** BEGIN **

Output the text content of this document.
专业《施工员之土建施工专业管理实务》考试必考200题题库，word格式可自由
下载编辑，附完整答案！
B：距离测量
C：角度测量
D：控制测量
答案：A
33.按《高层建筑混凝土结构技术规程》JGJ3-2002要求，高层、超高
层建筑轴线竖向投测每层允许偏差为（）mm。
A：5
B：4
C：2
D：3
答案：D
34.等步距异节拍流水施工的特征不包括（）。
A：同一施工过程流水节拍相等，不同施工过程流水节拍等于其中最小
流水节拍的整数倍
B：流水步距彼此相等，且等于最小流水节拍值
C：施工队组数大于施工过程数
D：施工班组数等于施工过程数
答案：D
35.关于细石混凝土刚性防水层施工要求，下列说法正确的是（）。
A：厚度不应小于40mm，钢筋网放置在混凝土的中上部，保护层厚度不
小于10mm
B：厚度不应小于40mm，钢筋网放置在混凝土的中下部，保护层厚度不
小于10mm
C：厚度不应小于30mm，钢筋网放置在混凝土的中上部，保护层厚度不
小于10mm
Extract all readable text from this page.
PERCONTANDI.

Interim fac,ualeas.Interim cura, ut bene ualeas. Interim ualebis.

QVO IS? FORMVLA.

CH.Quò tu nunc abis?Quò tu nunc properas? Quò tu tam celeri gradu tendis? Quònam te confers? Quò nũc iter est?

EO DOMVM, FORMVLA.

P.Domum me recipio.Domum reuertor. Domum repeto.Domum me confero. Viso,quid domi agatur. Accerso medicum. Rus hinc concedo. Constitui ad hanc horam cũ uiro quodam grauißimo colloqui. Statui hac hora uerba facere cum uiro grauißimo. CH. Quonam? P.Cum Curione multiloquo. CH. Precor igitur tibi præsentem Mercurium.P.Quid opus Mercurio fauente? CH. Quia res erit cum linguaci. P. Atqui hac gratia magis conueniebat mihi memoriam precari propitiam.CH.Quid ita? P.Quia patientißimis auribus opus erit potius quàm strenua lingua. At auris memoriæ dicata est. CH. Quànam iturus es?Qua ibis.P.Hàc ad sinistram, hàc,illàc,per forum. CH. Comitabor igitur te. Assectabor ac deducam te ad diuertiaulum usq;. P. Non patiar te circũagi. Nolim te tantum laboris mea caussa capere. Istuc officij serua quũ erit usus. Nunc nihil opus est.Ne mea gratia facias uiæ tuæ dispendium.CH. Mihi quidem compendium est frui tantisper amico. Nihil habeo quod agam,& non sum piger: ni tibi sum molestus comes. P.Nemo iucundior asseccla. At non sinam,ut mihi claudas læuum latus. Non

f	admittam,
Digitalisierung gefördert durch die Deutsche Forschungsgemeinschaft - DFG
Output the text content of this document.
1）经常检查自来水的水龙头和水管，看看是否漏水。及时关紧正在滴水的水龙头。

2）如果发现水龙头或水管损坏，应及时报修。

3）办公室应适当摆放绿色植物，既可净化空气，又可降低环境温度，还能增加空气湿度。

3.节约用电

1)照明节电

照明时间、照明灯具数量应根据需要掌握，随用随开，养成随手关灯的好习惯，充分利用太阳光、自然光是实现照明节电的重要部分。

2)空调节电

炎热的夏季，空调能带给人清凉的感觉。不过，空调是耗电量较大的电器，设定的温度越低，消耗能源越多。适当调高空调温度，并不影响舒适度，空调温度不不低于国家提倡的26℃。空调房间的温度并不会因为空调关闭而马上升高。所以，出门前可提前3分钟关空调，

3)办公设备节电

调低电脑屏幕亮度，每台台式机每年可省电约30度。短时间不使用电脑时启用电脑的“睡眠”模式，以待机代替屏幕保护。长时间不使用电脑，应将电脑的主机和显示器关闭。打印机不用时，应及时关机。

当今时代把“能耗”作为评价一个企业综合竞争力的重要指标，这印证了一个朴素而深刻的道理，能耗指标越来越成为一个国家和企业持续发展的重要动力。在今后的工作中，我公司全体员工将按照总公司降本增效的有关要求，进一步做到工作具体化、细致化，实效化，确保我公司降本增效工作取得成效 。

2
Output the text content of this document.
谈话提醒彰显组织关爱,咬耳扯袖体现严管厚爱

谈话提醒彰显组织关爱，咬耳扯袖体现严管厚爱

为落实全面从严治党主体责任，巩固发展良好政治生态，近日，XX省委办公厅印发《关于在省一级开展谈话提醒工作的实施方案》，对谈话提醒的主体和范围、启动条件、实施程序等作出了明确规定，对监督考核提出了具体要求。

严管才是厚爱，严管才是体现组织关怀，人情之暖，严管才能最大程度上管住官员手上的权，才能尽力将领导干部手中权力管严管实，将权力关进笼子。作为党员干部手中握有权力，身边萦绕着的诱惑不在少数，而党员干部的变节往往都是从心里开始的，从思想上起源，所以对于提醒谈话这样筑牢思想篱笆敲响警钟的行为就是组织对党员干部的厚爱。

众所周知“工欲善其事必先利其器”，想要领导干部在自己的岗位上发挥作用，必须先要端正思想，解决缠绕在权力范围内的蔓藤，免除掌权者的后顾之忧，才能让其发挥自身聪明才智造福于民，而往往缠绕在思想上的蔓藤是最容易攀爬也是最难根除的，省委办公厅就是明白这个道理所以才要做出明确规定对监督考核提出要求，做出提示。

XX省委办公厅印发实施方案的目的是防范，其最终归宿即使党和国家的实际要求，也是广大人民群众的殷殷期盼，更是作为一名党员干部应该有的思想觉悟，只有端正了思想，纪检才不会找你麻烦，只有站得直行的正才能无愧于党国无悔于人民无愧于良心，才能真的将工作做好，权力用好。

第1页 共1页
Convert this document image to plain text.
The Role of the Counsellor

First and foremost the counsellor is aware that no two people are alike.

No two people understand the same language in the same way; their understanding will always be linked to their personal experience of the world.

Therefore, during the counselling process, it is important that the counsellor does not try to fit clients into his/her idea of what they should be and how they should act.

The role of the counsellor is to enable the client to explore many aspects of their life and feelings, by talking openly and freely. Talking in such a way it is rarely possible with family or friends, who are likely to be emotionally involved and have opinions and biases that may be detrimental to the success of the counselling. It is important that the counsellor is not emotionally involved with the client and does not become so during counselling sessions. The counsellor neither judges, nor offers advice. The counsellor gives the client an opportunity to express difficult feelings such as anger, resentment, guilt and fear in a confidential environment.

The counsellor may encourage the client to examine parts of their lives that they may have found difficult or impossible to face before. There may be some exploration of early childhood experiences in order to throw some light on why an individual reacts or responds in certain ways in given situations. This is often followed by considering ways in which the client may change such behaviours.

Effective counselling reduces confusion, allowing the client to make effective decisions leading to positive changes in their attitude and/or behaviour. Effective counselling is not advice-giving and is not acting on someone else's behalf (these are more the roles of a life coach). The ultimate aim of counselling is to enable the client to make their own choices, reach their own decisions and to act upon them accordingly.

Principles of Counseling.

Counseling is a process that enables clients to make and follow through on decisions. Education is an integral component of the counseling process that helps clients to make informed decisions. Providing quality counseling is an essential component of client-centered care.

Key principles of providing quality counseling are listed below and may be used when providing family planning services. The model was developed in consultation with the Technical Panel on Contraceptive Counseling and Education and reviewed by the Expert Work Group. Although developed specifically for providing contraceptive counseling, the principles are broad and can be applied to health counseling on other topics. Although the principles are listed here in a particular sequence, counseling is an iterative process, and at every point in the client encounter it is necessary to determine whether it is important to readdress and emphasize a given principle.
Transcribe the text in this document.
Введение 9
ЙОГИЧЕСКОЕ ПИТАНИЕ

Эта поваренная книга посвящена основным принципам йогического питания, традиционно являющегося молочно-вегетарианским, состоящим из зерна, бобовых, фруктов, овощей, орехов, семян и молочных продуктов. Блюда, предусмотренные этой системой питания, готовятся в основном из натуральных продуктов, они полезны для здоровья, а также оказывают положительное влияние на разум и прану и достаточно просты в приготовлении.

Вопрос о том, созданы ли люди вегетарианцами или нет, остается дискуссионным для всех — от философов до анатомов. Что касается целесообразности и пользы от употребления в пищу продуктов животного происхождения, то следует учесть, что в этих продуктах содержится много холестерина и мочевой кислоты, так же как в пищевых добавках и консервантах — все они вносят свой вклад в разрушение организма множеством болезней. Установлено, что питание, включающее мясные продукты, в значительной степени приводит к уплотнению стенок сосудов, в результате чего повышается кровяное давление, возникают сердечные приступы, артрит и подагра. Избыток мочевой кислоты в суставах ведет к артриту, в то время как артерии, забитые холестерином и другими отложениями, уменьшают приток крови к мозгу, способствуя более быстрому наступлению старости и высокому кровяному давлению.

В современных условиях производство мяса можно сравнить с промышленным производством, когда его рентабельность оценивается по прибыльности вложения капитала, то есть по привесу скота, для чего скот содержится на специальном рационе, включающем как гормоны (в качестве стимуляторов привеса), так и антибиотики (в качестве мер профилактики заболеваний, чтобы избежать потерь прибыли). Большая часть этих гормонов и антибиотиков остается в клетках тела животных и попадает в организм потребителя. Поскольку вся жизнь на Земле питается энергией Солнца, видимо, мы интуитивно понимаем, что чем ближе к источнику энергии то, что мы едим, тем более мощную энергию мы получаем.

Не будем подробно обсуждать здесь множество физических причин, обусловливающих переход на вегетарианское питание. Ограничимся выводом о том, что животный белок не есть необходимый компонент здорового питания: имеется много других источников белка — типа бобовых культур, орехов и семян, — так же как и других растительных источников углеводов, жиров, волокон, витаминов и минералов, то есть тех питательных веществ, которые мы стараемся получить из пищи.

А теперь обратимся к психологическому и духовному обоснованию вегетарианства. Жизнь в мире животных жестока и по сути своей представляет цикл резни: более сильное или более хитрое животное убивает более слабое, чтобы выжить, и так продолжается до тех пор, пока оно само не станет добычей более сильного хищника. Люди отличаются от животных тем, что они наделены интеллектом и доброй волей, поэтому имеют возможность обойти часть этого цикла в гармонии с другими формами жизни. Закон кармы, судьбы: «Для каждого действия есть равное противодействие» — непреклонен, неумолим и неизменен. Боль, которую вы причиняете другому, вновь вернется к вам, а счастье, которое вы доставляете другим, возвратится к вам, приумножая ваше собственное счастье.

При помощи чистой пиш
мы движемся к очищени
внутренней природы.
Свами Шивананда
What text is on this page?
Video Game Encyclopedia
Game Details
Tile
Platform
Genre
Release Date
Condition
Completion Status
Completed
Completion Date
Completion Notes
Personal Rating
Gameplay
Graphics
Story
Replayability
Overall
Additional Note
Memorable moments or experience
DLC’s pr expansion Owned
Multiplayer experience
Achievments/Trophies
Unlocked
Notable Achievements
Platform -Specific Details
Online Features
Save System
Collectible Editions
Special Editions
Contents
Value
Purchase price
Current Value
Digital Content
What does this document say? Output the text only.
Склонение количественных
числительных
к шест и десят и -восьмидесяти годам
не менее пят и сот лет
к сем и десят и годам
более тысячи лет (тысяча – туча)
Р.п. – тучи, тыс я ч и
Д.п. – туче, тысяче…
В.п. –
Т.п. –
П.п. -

** END **

▶ _REQUIRED WORK_
Give back exactly the lines beginning at the one with "What does this" and ending at the final line of the material; both boundary lines belong in it.

▶ _IN RESPONSE_
What does this document say? Output the text only.
Склонение количественных
числительных
к шест и десят и -восьмидесяти годам
не менее пят и сот лет
к сем и десят и годам
более тысячи лет (тысяча – туча)
Р.п. – тучи, тыс я ч и
Д.п. – туче, тысяче…
В.п. –
Т.п. –
П.п. -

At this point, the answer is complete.